Exercise:
Lines holding the string "ratio" are the ones to copy from this listing.

Materials provided:
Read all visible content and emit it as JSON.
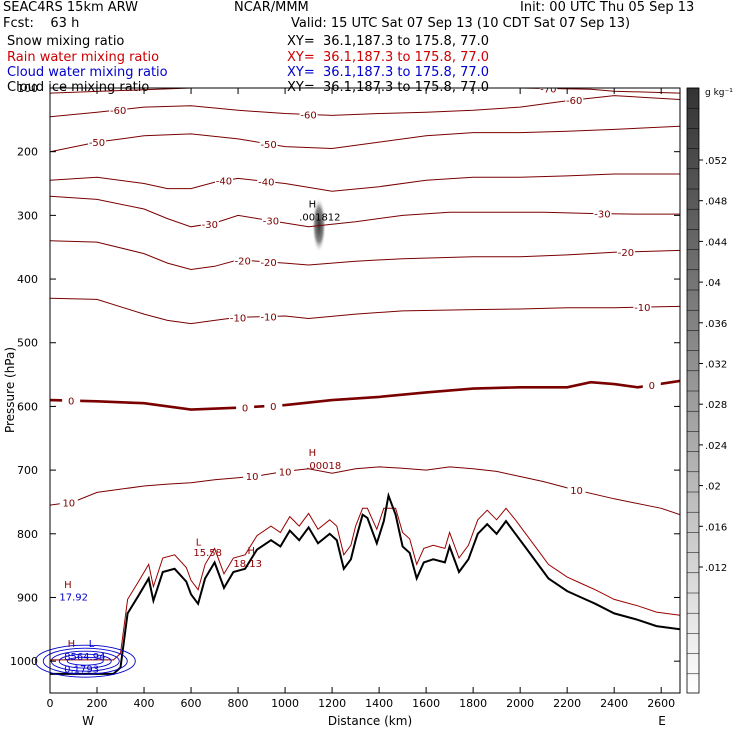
{
  "header": {
    "model": "SEAC4RS 15km ARW",
    "forecast": "Fcst:    63 h",
    "center": "NCAR/MMM",
    "init": "Init: 00 UTC Thu 05 Sep 13",
    "valid": "Valid: 15 UTC Sat 07 Sep 13 (10 CDT Sat 07 Sep 13)",
    "xy": "XY=  36.1,187.3 to 175.8, 77.0",
    "fields": [
      {
        "name": "Snow mixing ratio",
        "color": "#000000"
      },
      {
        "name": "Rain water mixing ratio",
        "color": "#cc0000"
      },
      {
        "name": "Cloud water mixing ratio",
        "color": "#0000cc"
      },
      {
        "name": "Cloud ice mixing ratio",
        "color": "#000000"
      }
    ]
  },
  "colorbar": {
    "unit": "g kg⁻¹",
    "ticks": [
      ".052",
      ".048",
      ".044",
      ".04",
      ".036",
      ".032",
      ".028",
      ".024",
      ".02",
      ".016",
      ".012"
    ]
  },
  "chart_data": {
    "type": "contour cross-section",
    "xlabel": "Distance (km)",
    "ylabel": "Pressure (hPa)",
    "xlim": [
      0,
      2680
    ],
    "ylim": [
      1050,
      100
    ],
    "xticks": [
      0,
      200,
      400,
      600,
      800,
      1000,
      1200,
      1400,
      1600,
      1800,
      2000,
      2200,
      2400,
      2600
    ],
    "yticks": [
      200,
      300,
      400,
      500,
      600,
      700,
      800,
      900,
      1000
    ],
    "yticks_top_label": "100",
    "x_end_labels": {
      "left": "W",
      "right": "E"
    },
    "temperature_contours": [
      {
        "level": -70,
        "points": [
          [
            0,
            108
          ],
          [
            600,
            100
          ],
          [
            2000,
            100
          ],
          [
            2300,
            102
          ],
          [
            2400,
            105
          ],
          [
            2680,
            108
          ]
        ],
        "labels": [
          [
            2120,
            -70
          ]
        ]
      },
      {
        "level": -60,
        "points": [
          [
            0,
            145
          ],
          [
            200,
            138
          ],
          [
            400,
            130
          ],
          [
            600,
            128
          ],
          [
            800,
            135
          ],
          [
            1000,
            140
          ],
          [
            1200,
            143
          ],
          [
            1400,
            140
          ],
          [
            1600,
            138
          ],
          [
            1800,
            135
          ],
          [
            2000,
            130
          ],
          [
            2200,
            120
          ],
          [
            2400,
            112
          ],
          [
            2680,
            118
          ]
        ],
        "labels": [
          [
            290,
            -60
          ],
          [
            1100,
            -60
          ],
          [
            2230,
            -60
          ]
        ]
      },
      {
        "level": -50,
        "points": [
          [
            0,
            200
          ],
          [
            200,
            185
          ],
          [
            400,
            175
          ],
          [
            600,
            172
          ],
          [
            800,
            180
          ],
          [
            1000,
            192
          ],
          [
            1200,
            195
          ],
          [
            1400,
            185
          ],
          [
            1600,
            175
          ],
          [
            1800,
            170
          ],
          [
            2000,
            170
          ],
          [
            2200,
            168
          ],
          [
            2400,
            165
          ],
          [
            2680,
            160
          ]
        ],
        "labels": [
          [
            200,
            -50
          ],
          [
            930,
            -50
          ]
        ]
      },
      {
        "level": -40,
        "points": [
          [
            0,
            245
          ],
          [
            200,
            240
          ],
          [
            400,
            250
          ],
          [
            500,
            258
          ],
          [
            600,
            258
          ],
          [
            700,
            248
          ],
          [
            800,
            242
          ],
          [
            1000,
            250
          ],
          [
            1200,
            262
          ],
          [
            1400,
            255
          ],
          [
            1600,
            245
          ],
          [
            1800,
            240
          ],
          [
            2000,
            240
          ],
          [
            2200,
            238
          ],
          [
            2400,
            235
          ],
          [
            2680,
            235
          ]
        ],
        "labels": [
          [
            740,
            -40
          ],
          [
            920,
            -40
          ]
        ]
      },
      {
        "level": -30,
        "points": [
          [
            0,
            270
          ],
          [
            200,
            275
          ],
          [
            400,
            290
          ],
          [
            500,
            305
          ],
          [
            600,
            318
          ],
          [
            700,
            312
          ],
          [
            800,
            300
          ],
          [
            1000,
            312
          ],
          [
            1100,
            318
          ],
          [
            1300,
            310
          ],
          [
            1500,
            300
          ],
          [
            1700,
            295
          ],
          [
            1900,
            295
          ],
          [
            2100,
            295
          ],
          [
            2300,
            297
          ],
          [
            2500,
            298
          ],
          [
            2680,
            298
          ]
        ],
        "labels": [
          [
            680,
            -30
          ],
          [
            940,
            -30
          ],
          [
            2350,
            -30
          ]
        ]
      },
      {
        "level": -20,
        "points": [
          [
            0,
            340
          ],
          [
            200,
            342
          ],
          [
            400,
            360
          ],
          [
            500,
            375
          ],
          [
            600,
            385
          ],
          [
            700,
            380
          ],
          [
            800,
            370
          ],
          [
            1000,
            375
          ],
          [
            1100,
            378
          ],
          [
            1300,
            372
          ],
          [
            1500,
            368
          ],
          [
            1800,
            365
          ],
          [
            2000,
            365
          ],
          [
            2200,
            362
          ],
          [
            2400,
            358
          ],
          [
            2680,
            355
          ]
        ],
        "labels": [
          [
            820,
            -20
          ],
          [
            930,
            -20
          ],
          [
            2450,
            -20
          ]
        ]
      },
      {
        "level": -10,
        "points": [
          [
            0,
            430
          ],
          [
            200,
            432
          ],
          [
            400,
            455
          ],
          [
            500,
            465
          ],
          [
            600,
            470
          ],
          [
            700,
            465
          ],
          [
            800,
            460
          ],
          [
            1000,
            458
          ],
          [
            1100,
            462
          ],
          [
            1300,
            455
          ],
          [
            1500,
            450
          ],
          [
            1800,
            448
          ],
          [
            2000,
            447
          ],
          [
            2200,
            445
          ],
          [
            2400,
            445
          ],
          [
            2680,
            443
          ]
        ],
        "labels": [
          [
            800,
            -10
          ],
          [
            930,
            -10
          ],
          [
            2520,
            -10
          ]
        ]
      },
      {
        "level": 0,
        "bold": true,
        "points": [
          [
            0,
            590
          ],
          [
            200,
            592
          ],
          [
            400,
            595
          ],
          [
            600,
            605
          ],
          [
            800,
            602
          ],
          [
            1000,
            598
          ],
          [
            1200,
            590
          ],
          [
            1400,
            585
          ],
          [
            1600,
            578
          ],
          [
            1800,
            572
          ],
          [
            2000,
            570
          ],
          [
            2200,
            570
          ],
          [
            2300,
            562
          ],
          [
            2400,
            565
          ],
          [
            2500,
            570
          ],
          [
            2680,
            560
          ]
        ],
        "labels": [
          [
            90,
            0
          ],
          [
            830,
            0
          ],
          [
            950,
            0
          ],
          [
            2560,
            0
          ]
        ]
      },
      {
        "level": 10,
        "points": [
          [
            0,
            755
          ],
          [
            100,
            750
          ],
          [
            200,
            735
          ],
          [
            400,
            725
          ],
          [
            500,
            722
          ],
          [
            600,
            720
          ],
          [
            700,
            715
          ],
          [
            800,
            712
          ],
          [
            900,
            708
          ],
          [
            1000,
            702
          ],
          [
            1100,
            698
          ],
          [
            1200,
            705
          ],
          [
            1300,
            698
          ],
          [
            1400,
            695
          ],
          [
            1500,
            697
          ],
          [
            1600,
            700
          ],
          [
            1700,
            695
          ],
          [
            1800,
            698
          ],
          [
            1900,
            702
          ],
          [
            2000,
            710
          ],
          [
            2100,
            718
          ],
          [
            2200,
            728
          ],
          [
            2400,
            745
          ],
          [
            2600,
            760
          ],
          [
            2680,
            770
          ]
        ],
        "labels": [
          [
            80,
            10
          ],
          [
            860,
            10
          ],
          [
            1000,
            10
          ],
          [
            2240,
            10
          ]
        ]
      }
    ],
    "surface_pressure": [
      [
        0,
        1020
      ],
      [
        270,
        1020
      ],
      [
        300,
        1010
      ],
      [
        330,
        925
      ],
      [
        380,
        895
      ],
      [
        420,
        870
      ],
      [
        440,
        905
      ],
      [
        480,
        860
      ],
      [
        530,
        855
      ],
      [
        580,
        875
      ],
      [
        600,
        895
      ],
      [
        630,
        910
      ],
      [
        660,
        870
      ],
      [
        700,
        845
      ],
      [
        740,
        885
      ],
      [
        780,
        860
      ],
      [
        830,
        855
      ],
      [
        880,
        825
      ],
      [
        940,
        810
      ],
      [
        980,
        820
      ],
      [
        1020,
        795
      ],
      [
        1060,
        810
      ],
      [
        1100,
        790
      ],
      [
        1140,
        815
      ],
      [
        1190,
        800
      ],
      [
        1220,
        810
      ],
      [
        1250,
        855
      ],
      [
        1280,
        840
      ],
      [
        1300,
        810
      ],
      [
        1330,
        770
      ],
      [
        1350,
        775
      ],
      [
        1390,
        815
      ],
      [
        1420,
        780
      ],
      [
        1440,
        740
      ],
      [
        1470,
        770
      ],
      [
        1500,
        820
      ],
      [
        1530,
        830
      ],
      [
        1560,
        870
      ],
      [
        1590,
        845
      ],
      [
        1630,
        840
      ],
      [
        1680,
        845
      ],
      [
        1700,
        820
      ],
      [
        1740,
        860
      ],
      [
        1780,
        840
      ],
      [
        1820,
        800
      ],
      [
        1860,
        785
      ],
      [
        1900,
        800
      ],
      [
        1940,
        780
      ],
      [
        1980,
        800
      ],
      [
        2040,
        830
      ],
      [
        2080,
        850
      ],
      [
        2120,
        870
      ],
      [
        2200,
        890
      ],
      [
        2260,
        900
      ],
      [
        2320,
        910
      ],
      [
        2400,
        925
      ],
      [
        2500,
        935
      ],
      [
        2580,
        945
      ],
      [
        2680,
        950
      ]
    ],
    "annotations": [
      {
        "text": "H",
        "x": 1100,
        "y": 288
      },
      {
        "text": ".001812",
        "x": 1060,
        "y": 308
      },
      {
        "text": "H",
        "x": 1100,
        "y": 678
      },
      {
        "text": ".00018",
        "x": 1090,
        "y": 698
      },
      {
        "text": "L",
        "x": 620,
        "y": 818
      },
      {
        "text": "15.58",
        "x": 610,
        "y": 835
      },
      {
        "text": "H",
        "x": 840,
        "y": 832
      },
      {
        "text": "18.13",
        "x": 780,
        "y": 852
      },
      {
        "text": "H",
        "x": 60,
        "y": 885
      },
      {
        "text": "17.92",
        "x": 40,
        "y": 905
      },
      {
        "text": "H",
        "x": 75,
        "y": 978
      },
      {
        "text": "L",
        "x": 165,
        "y": 978
      },
      {
        "text": "8564.94",
        "x": 60,
        "y": 998
      },
      {
        "text": "0.1793",
        "x": 60,
        "y": 1018
      }
    ]
  }
}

Final answer:
        "name": "Snow mixing ratio",
        "name": "Rain water mixing ratio",
        "name": "Cloud water mixing ratio",
        "name": "Cloud ice mixing ratio",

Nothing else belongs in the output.